# THINGS TO DO:
1. Answer these questions using the text on setting a default MySQL collation.
(a) Which collation does the original database appear to have used?
(b) How large is the database dump?
(c) Which line was added to my.cnf?
2. In the text on setting a default MySQL collation, condense the paragraph beginning "When importing this dump into clean database" into a short bulleted list that keeps its main facts.
3. Pick up the text on setting a default MySQL collation after its final sentence and continue writing it.

# READING TEXT:
---
How do I set default collation for all tables that are created in a database?

jishi picture jishi · Jul 27, 2011 · Viewed 17.7k times · Source

I have a database dump taken from a broken database that I need to import into a clean installation. However, the original database seem to have been set to use utf8_unicode_ci.

When importing this dump into clean database, all databases are created with the default utf8_general_ci which gives me duplicate entries for words including ß, because general makes 'ß' == 's', while as utf8_unicode_ci supposedly have 'ß' == 'ss'.

But, when importing mysql always seems to select the default utf8_general_ci when creating the table, even though I set the database (schema) default to utf8_unicode_ci.

Is there any way to force it to create tables with utf8_unicode_ci without having to inject alter table statements in my dump? It is several GB in size and is gonna be a pain to modify manually.

Configuring MySQL system wide is fine.

I tried setting:

collation-server=utf8_unicode_ci

in my.cnf but that doesn't seem to set the default collation for table creation.
---
[Page segmentation data]
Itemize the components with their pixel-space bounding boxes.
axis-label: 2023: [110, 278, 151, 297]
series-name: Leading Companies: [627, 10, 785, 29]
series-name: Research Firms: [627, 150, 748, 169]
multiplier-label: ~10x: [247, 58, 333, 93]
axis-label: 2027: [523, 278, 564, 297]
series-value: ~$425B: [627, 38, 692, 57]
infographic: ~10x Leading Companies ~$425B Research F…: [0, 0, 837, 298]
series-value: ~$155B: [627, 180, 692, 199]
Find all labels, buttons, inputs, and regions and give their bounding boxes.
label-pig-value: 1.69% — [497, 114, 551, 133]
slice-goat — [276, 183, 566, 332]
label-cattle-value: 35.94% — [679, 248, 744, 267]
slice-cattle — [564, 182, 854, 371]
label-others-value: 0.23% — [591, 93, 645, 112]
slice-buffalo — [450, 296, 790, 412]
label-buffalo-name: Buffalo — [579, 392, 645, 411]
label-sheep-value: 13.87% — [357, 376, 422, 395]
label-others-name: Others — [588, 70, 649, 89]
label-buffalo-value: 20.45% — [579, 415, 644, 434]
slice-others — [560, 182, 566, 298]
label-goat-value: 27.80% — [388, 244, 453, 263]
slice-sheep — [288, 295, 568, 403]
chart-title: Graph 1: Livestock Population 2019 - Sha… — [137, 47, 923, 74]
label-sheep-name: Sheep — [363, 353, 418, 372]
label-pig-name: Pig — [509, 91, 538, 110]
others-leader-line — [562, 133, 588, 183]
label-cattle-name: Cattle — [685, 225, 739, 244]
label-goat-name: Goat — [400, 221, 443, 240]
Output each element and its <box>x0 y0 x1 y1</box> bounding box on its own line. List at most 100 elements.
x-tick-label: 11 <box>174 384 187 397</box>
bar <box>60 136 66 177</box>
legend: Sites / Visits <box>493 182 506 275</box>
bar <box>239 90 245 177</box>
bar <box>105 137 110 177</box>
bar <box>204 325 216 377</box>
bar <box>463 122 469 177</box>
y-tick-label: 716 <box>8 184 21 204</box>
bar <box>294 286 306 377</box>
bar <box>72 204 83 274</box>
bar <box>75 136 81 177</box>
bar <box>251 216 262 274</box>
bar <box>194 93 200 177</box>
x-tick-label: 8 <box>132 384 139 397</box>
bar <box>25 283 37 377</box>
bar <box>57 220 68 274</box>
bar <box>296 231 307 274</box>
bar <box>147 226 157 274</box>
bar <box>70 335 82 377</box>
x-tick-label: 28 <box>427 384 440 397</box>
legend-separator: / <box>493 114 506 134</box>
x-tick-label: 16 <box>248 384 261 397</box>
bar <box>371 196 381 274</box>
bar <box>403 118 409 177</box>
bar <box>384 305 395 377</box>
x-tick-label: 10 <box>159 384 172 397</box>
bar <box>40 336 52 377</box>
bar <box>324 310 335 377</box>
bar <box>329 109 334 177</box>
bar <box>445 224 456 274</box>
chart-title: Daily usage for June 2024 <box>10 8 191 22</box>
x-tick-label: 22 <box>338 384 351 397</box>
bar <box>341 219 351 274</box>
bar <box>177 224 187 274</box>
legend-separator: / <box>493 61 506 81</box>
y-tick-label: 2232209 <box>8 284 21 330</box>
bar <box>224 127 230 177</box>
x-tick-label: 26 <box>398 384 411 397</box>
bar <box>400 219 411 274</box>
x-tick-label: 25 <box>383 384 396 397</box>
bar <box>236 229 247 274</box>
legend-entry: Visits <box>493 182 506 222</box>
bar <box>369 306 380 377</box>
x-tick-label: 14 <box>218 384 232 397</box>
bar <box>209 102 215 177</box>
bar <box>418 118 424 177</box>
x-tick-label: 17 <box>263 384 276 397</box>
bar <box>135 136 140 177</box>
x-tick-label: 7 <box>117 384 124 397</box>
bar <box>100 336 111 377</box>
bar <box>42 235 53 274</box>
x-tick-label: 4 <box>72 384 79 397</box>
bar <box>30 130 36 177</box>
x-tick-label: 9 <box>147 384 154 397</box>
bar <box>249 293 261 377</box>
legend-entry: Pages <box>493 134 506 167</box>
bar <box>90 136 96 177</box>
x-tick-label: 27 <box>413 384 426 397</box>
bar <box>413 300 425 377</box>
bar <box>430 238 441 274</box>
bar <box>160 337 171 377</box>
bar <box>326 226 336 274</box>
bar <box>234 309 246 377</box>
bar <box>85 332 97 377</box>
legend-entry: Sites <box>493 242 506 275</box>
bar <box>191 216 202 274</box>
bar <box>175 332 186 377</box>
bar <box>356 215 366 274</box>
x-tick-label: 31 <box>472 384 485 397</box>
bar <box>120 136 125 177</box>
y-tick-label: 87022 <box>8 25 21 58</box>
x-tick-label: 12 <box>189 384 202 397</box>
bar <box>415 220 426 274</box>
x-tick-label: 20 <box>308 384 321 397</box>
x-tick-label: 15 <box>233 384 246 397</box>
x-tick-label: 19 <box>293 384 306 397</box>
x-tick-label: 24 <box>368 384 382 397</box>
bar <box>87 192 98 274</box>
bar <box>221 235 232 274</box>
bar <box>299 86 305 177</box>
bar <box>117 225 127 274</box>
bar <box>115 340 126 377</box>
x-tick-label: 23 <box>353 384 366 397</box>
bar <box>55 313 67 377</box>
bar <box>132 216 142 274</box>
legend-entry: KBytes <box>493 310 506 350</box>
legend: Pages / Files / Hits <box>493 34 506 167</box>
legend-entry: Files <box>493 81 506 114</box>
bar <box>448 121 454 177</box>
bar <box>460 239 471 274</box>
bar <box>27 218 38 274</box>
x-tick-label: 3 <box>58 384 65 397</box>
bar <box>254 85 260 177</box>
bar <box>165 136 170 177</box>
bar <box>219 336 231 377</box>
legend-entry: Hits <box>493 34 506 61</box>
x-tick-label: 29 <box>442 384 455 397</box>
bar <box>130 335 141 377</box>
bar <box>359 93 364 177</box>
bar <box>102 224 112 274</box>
---
# OUTPUTS FOR THE TASKS:
1.
(a) utf8_unicode_ci
(b) Several GB
(c) collation-server=utf8_unicode_ci

2.
- Importing the dump into a clean database creates all databases with the default utf8_general_ci.
- This causes duplicate entries for words containing ß.
- utf8_general_ci treats 'ß' as equal to 's', while utf8_unicode_ci supposedly treats 'ß' as equal to 'ss'.

3.
Answer

Melikoth picture Melikoth · Mar 22, 2014

I was working on this same issue this morning and I was able to get the table collation set the following way.

DROP TABLE IF EXISTS `agtAgentTypes`;
CREATE TABLE `agtAgentTypes` (
  `agentTypeID` int(11) NOT NULL,
  `agentType` varchar(50) DEFAULT NULL,
  PRIMARY KEY (`agentTypeID`)
) ENGINE=InnoDB DEFAULT CHARSET=utf8 DEFAULT COLLATE utf8_unicode_ci;

For some reason it seems that engine and charset need an = but collation trips up if it has one. I tried it out because I noticed the MySQL Charset Examples were also not using the =.

This was tested against MySQL Community Server 5.5.32-cll-lve.